"""

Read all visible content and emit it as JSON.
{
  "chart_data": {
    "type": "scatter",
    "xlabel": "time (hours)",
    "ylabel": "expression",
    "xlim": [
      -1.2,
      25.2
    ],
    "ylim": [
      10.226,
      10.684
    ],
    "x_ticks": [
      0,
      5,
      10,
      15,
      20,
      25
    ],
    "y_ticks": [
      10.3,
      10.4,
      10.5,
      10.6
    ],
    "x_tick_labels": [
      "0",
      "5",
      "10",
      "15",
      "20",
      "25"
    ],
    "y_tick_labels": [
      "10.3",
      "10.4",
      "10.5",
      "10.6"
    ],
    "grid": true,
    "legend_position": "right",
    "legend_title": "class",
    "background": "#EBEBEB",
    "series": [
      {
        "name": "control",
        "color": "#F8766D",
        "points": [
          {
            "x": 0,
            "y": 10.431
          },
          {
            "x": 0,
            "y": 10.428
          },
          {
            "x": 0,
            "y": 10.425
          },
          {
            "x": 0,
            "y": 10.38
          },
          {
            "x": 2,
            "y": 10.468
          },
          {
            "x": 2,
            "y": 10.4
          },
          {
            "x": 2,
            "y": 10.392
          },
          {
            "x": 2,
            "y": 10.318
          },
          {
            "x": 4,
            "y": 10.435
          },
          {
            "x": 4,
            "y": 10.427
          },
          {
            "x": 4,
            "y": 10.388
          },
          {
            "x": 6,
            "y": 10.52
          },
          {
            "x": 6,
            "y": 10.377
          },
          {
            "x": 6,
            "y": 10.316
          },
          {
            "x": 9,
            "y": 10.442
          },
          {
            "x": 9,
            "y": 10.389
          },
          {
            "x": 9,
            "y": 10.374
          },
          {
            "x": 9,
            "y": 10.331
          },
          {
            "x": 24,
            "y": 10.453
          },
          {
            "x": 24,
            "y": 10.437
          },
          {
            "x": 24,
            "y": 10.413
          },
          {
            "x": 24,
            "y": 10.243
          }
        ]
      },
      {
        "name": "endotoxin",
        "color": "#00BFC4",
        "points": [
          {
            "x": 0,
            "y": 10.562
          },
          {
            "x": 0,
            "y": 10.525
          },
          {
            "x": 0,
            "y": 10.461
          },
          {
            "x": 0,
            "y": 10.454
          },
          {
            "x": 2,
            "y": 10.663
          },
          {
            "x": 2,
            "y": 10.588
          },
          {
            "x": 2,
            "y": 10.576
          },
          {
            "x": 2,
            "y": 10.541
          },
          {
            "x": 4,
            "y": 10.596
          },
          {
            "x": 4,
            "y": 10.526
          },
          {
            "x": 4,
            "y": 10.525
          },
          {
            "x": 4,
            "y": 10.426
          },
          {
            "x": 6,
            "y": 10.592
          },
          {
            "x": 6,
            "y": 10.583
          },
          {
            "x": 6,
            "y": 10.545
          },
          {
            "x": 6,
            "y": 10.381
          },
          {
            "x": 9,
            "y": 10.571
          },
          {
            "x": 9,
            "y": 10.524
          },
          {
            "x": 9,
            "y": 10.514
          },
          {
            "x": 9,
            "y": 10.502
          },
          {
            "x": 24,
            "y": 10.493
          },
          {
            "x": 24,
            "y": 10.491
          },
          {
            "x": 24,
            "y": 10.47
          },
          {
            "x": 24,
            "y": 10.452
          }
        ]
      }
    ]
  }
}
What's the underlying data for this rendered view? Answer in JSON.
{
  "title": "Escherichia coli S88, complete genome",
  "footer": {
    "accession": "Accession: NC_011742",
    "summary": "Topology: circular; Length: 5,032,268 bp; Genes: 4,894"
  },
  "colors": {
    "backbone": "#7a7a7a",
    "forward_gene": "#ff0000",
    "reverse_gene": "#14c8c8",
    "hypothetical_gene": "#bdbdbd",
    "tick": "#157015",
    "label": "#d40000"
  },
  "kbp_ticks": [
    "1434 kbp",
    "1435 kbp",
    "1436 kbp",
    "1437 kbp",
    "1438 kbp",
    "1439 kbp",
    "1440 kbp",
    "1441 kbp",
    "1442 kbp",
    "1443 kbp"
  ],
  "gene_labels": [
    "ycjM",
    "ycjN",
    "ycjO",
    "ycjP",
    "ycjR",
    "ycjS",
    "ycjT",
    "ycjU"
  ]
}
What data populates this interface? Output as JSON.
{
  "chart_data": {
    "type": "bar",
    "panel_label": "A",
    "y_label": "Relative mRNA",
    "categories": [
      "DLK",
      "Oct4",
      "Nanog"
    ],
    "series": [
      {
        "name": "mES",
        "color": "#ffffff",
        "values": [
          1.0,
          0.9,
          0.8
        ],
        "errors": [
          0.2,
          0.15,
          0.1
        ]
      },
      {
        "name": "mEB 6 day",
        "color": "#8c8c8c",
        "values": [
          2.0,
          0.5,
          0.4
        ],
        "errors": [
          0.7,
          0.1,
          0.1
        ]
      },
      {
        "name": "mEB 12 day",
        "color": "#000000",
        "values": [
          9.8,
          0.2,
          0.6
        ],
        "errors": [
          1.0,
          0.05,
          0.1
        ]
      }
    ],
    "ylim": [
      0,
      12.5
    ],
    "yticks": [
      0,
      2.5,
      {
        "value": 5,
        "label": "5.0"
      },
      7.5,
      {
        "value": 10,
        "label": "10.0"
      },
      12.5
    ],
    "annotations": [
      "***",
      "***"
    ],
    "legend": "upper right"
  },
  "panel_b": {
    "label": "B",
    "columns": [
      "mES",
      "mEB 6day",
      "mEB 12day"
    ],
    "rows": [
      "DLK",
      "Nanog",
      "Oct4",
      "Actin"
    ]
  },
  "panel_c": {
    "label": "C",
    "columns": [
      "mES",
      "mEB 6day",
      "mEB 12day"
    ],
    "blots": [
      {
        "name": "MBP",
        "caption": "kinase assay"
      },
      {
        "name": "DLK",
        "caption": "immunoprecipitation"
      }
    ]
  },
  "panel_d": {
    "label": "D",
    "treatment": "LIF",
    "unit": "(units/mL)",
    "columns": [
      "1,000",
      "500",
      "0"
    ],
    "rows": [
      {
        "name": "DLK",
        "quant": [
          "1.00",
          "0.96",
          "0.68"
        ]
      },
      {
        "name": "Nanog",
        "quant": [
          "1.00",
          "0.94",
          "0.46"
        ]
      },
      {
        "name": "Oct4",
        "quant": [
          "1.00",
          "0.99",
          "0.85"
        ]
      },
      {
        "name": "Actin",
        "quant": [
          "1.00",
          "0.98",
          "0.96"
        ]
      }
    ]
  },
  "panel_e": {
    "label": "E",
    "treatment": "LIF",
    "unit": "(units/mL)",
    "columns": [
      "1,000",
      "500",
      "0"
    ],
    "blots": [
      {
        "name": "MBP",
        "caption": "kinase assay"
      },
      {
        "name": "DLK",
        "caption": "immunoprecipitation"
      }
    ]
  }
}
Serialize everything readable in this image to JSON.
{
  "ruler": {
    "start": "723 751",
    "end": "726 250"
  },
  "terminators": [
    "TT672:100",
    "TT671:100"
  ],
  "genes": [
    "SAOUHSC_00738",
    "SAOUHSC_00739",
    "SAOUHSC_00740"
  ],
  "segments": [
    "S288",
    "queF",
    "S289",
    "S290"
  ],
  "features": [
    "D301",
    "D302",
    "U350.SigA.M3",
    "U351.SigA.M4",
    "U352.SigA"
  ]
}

"""

Task goal -
Only an exact copy of all the data will do as the answer.

The completed task -
Read all visible content and emit it as JSON.
{
  "chart_data": {
    "type": "scatter",
    "xlabel": "time (hours)",
    "ylabel": "expression",
    "xlim": [
      -1.2,
      25.2
    ],
    "ylim": [
      10.226,
      10.684
    ],
    "x_ticks": [
      0,
      5,
      10,
      15,
      20,
      25
    ],
    "y_ticks": [
      10.3,
      10.4,
      10.5,
      10.6
    ],
    "x_tick_labels": [
      "0",
      "5",
      "10",
      "15",
      "20",
      "25"
    ],
    "y_tick_labels": [
      "10.3",
      "10.4",
      "10.5",
      "10.6"
    ],
    "grid": true,
    "legend_position": "right",
    "legend_title": "class",
    "background": "#EBEBEB",
    "series": [
      {
        "name": "control",
        "color": "#F8766D",
        "points": [
          {
            "x": 0,
            "y": 10.431
          },
          {
            "x": 0,
            "y": 10.428
          },
          {
            "x": 0,
            "y": 10.425
          },
          {
            "x": 0,
            "y": 10.38
          },
          {
            "x": 2,
            "y": 10.468
          },
          {
            "x": 2,
            "y": 10.4
          },
          {
            "x": 2,
            "y": 10.392
          },
          {
            "x": 2,
            "y": 10.318
          },
          {
            "x": 4,
            "y": 10.435
          },
          {
            "x": 4,
            "y": 10.427
          },
          {
            "x": 4,
            "y": 10.388
          },
          {
            "x": 6,
            "y": 10.52
          },
          {
            "x": 6,
            "y": 10.377
          },
          {
            "x": 6,
            "y": 10.316
          },
          {
            "x": 9,
            "y": 10.442
          },
          {
            "x": 9,
            "y": 10.389
          },
          {
            "x": 9,
            "y": 10.374
          },
          {
            "x": 9,
            "y": 10.331
          },
          {
            "x": 24,
            "y": 10.453
          },
          {
            "x": 24,
            "y": 10.437
          },
          {
            "x": 24,
            "y": 10.413
          },
          {
            "x": 24,
            "y": 10.243
          }
        ]
      },
      {
        "name": "endotoxin",
        "color": "#00BFC4",
        "points": [
          {
            "x": 0,
            "y": 10.562
          },
          {
            "x": 0,
            "y": 10.525
          },
          {
            "x": 0,
            "y": 10.461
          },
          {
            "x": 0,
            "y": 10.454
          },
          {
            "x": 2,
            "y": 10.663
          },
          {
            "x": 2,
            "y": 10.588
          },
          {
            "x": 2,
            "y": 10.576
          },
          {
            "x": 2,
            "y": 10.541
          },
          {
            "x": 4,
            "y": 10.596
          },
          {
            "x": 4,
            "y": 10.526
          },
          {
            "x": 4,
            "y": 10.525
          },
          {
            "x": 4,
            "y": 10.426
          },
          {
            "x": 6,
            "y": 10.592
          },
          {
            "x": 6,
            "y": 10.583
          },
          {
            "x": 6,
            "y": 10.545
          },
          {
            "x": 6,
            "y": 10.381
          },
          {
            "x": 9,
            "y": 10.571
          },
          {
            "x": 9,
            "y": 10.524
          },
          {
            "x": 9,
            "y": 10.514
          },
          {
            "x": 9,
            "y": 10.502
          },
          {
            "x": 24,
            "y": 10.493
          },
          {
            "x": 24,
            "y": 10.491
          },
          {
            "x": 24,
            "y": 10.47
          },
          {
            "x": 24,
            "y": 10.452
          }
        ]
      }
    ]
  }
}
What's the underlying data for this rendered view? Answer in JSON.
{
  "title": "Escherichia coli S88, complete genome",
  "footer": {
    "accession": "Accession: NC_011742",
    "summary": "Topology: circular; Length: 5,032,268 bp; Genes: 4,894"
  },
  "colors": {
    "backbone": "#7a7a7a",
    "forward_gene": "#ff0000",
    "reverse_gene": "#14c8c8",
    "hypothetical_gene": "#bdbdbd",
    "tick": "#157015",
    "label": "#d40000"
  },
  "kbp_ticks": [
    "1434 kbp",
    "1435 kbp",
    "1436 kbp",
    "1437 kbp",
    "1438 kbp",
    "1439 kbp",
    "1440 kbp",
    "1441 kbp",
    "1442 kbp",
    "1443 kbp"
  ],
  "gene_labels": [
    "ycjM",
    "ycjN",
    "ycjO",
    "ycjP",
    "ycjR",
    "ycjS",
    "ycjT",
    "ycjU"
  ]
}
What data populates this interface? Output as JSON.
{
  "chart_data": {
    "type": "bar",
    "panel_label": "A",
    "y_label": "Relative mRNA",
    "categories": [
      "DLK",
      "Oct4",
      "Nanog"
    ],
    "series": [
      {
        "name": "mES",
        "color": "#ffffff",
        "values": [
          1.0,
          0.9,
          0.8
        ],
        "errors": [
          0.2,
          0.15,
          0.1
        ]
      },
      {
        "name": "mEB 6 day",
        "color": "#8c8c8c",
        "values": [
          2.0,
          0.5,
          0.4
        ],
        "errors": [
          0.7,
          0.1,
          0.1
        ]
      },
      {
        "name": "mEB 12 day",
        "color": "#000000",
        "values": [
          9.8,
          0.2,
          0.6
        ],
        "errors": [
          1.0,
          0.05,
          0.1
        ]
      }
    ],
    "ylim": [
      0,
      12.5
    ],
    "yticks": [
      0,
      2.5,
      {
        "value": 5,
        "label": "5.0"
      },
      7.5,
      {
        "value": 10,
        "label": "10.0"
      },
      12.5
    ],
    "annotations": [
      "***",
      "***"
    ],
    "legend": "upper right"
  },
  "panel_b": {
    "label": "B",
    "columns": [
      "mES",
      "mEB 6day",
      "mEB 12day"
    ],
    "rows": [
      "DLK",
      "Nanog",
      "Oct4",
      "Actin"
    ]
  },
  "panel_c": {
    "label": "C",
    "columns": [
      "mES",
      "mEB 6day",
      "mEB 12day"
    ],
    "blots": [
      {
        "name": "MBP",
        "caption": "kinase assay"
      },
      {
        "name": "DLK",
        "caption": "immunoprecipitation"
      }
    ]
  },
  "panel_d": {
    "label": "D",
    "treatment": "LIF",
    "unit": "(units/mL)",
    "columns": [
      "1,000",
      "500",
      "0"
    ],
    "rows": [
      {
        "name": "DLK",
        "quant": [
          "1.00",
          "0.96",
          "0.68"
        ]
      },
      {
        "name": "Nanog",
        "quant": [
          "1.00",
          "0.94",
          "0.46"
        ]
      },
      {
        "name": "Oct4",
        "quant": [
          "1.00",
          "0.99",
          "0.85"
        ]
      },
      {
        "name": "Actin",
        "quant": [
          "1.00",
          "0.98",
          "0.96"
        ]
      }
    ]
  },
  "panel_e": {
    "label": "E",
    "treatment": "LIF",
    "unit": "(units/mL)",
    "columns": [
      "1,000",
      "500",
      "0"
    ],
    "blots": [
      {
        "name": "MBP",
        "caption": "kinase assay"
      },
      {
        "name": "DLK",
        "caption": "immunoprecipitation"
      }
    ]
  }
}
Serialize everything readable in this image to JSON.
{
  "ruler": {
    "start": "723 751",
    "end": "726 250"
  },
  "terminators": [
    "TT672:100",
    "TT671:100"
  ],
  "genes": [
    "SAOUHSC_00738",
    "SAOUHSC_00739",
    "SAOUHSC_00740"
  ],
  "segments": [
    "S288",
    "queF",
    "S289",
    "S290"
  ],
  "features": [
    "D301",
    "D302",
    "U350.SigA.M3",
    "U351.SigA.M4",
    "U352.SigA"
  ]
}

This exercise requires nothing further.